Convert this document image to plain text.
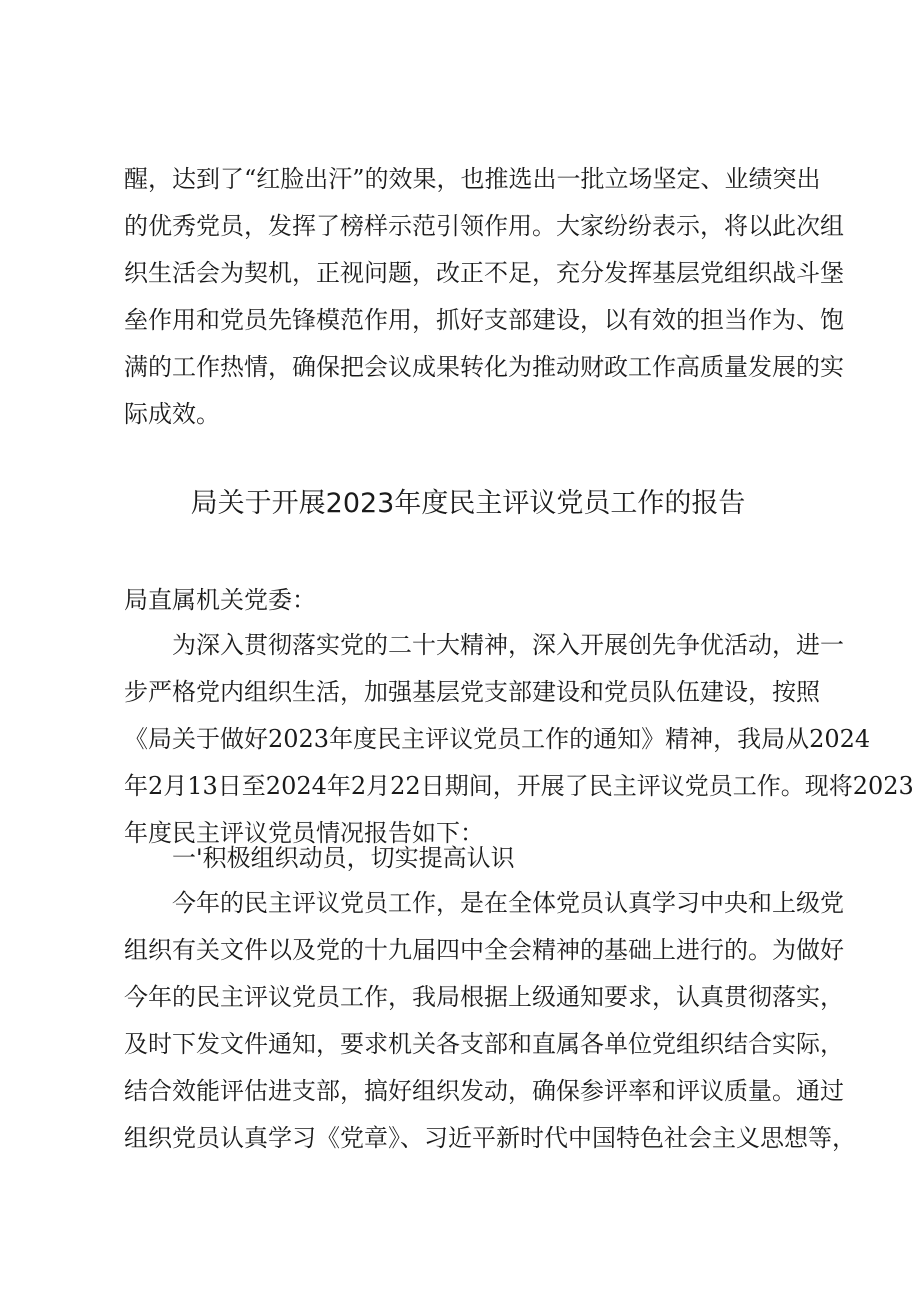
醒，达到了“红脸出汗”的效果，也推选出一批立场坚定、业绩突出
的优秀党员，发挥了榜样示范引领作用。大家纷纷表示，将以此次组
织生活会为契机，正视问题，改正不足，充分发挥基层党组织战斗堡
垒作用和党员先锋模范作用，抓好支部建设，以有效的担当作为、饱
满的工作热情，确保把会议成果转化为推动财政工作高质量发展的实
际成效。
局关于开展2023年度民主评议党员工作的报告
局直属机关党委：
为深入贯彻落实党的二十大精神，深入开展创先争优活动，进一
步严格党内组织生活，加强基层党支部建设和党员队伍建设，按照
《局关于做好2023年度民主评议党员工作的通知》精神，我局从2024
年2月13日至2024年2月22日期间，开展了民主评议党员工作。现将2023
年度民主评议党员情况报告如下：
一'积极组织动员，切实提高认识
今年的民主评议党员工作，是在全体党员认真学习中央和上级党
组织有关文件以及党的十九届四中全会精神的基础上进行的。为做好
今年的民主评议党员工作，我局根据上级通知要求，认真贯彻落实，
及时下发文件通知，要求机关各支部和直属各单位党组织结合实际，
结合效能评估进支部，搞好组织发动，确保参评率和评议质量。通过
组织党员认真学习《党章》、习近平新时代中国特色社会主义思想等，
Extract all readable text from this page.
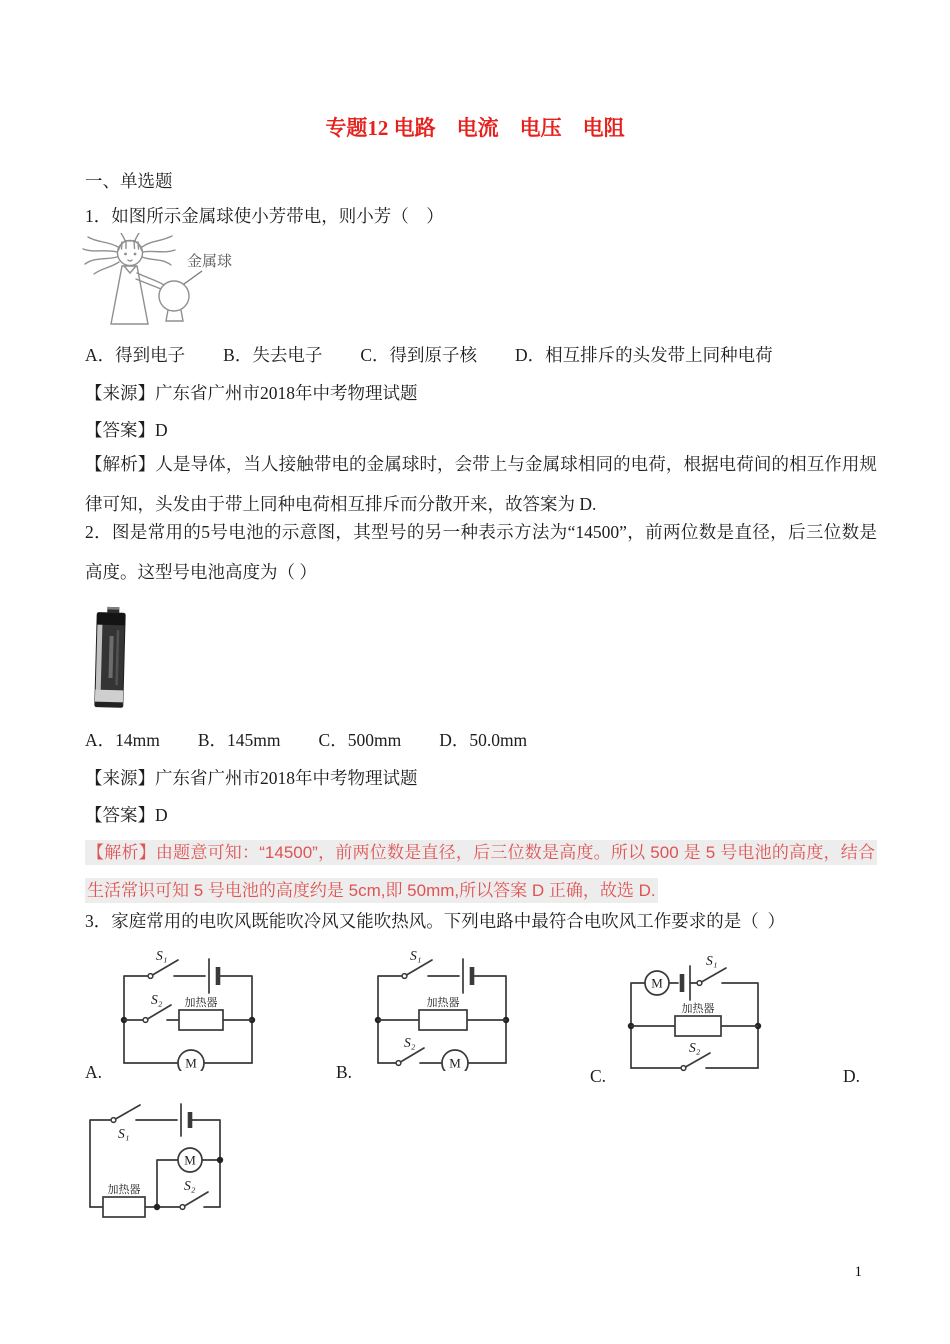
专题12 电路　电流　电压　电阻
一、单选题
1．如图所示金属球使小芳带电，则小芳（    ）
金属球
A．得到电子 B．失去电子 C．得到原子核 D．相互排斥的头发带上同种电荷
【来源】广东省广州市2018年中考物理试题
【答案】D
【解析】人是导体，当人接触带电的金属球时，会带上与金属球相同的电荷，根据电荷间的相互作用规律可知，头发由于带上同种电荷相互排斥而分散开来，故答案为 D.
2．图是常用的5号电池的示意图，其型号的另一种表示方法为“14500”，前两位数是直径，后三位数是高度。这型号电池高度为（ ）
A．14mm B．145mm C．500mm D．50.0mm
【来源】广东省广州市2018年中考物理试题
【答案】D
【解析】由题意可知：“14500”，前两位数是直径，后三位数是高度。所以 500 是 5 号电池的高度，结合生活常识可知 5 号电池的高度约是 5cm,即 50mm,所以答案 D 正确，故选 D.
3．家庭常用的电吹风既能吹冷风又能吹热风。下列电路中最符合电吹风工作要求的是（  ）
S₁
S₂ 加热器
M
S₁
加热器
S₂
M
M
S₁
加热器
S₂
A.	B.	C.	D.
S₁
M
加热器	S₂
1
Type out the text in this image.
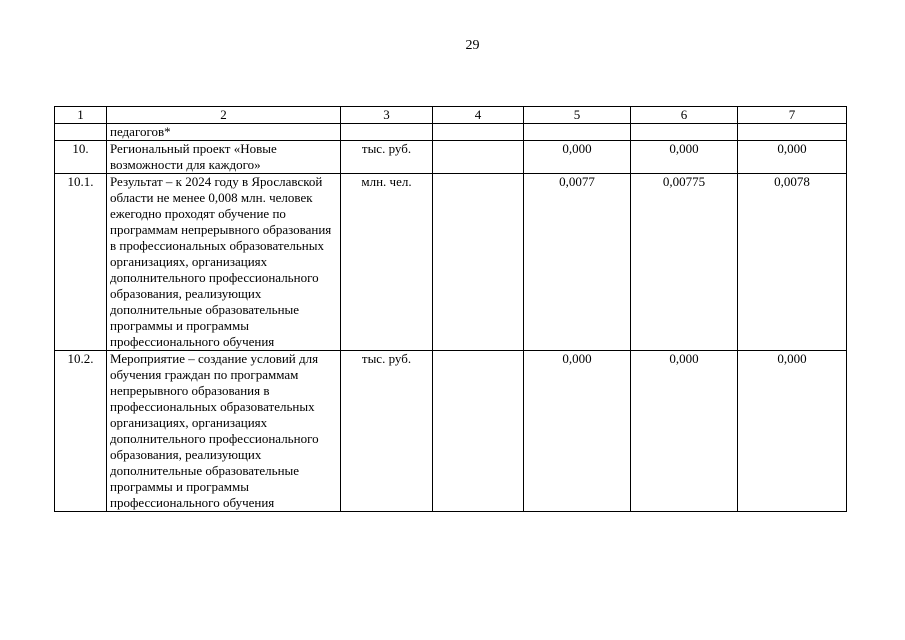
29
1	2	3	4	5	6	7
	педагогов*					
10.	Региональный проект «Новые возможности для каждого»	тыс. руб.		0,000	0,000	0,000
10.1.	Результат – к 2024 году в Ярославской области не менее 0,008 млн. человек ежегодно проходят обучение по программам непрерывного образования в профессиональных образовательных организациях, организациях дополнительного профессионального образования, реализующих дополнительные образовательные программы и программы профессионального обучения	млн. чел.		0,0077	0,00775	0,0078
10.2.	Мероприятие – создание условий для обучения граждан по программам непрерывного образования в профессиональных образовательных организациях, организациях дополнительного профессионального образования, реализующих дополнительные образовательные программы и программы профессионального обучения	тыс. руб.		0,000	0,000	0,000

══════════════════════════════

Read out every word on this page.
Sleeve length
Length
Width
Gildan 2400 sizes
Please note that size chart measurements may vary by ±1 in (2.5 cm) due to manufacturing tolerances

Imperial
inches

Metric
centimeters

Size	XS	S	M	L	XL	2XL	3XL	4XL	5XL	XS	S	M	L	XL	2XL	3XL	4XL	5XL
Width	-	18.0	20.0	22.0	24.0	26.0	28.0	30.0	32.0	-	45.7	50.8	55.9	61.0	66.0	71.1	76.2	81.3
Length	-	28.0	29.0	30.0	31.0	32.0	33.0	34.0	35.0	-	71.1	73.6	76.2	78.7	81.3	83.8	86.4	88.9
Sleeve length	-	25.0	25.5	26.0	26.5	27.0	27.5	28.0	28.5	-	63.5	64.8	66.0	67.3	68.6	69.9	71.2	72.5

══════════════════════════════

▶ **Goal**
Identify and copy all lines with the word "this".

▶ **Result of the exercise**
Convert this document image to plain text.
Extract all readable text from this page.
Type out the text in this image.
Read out every word on this page.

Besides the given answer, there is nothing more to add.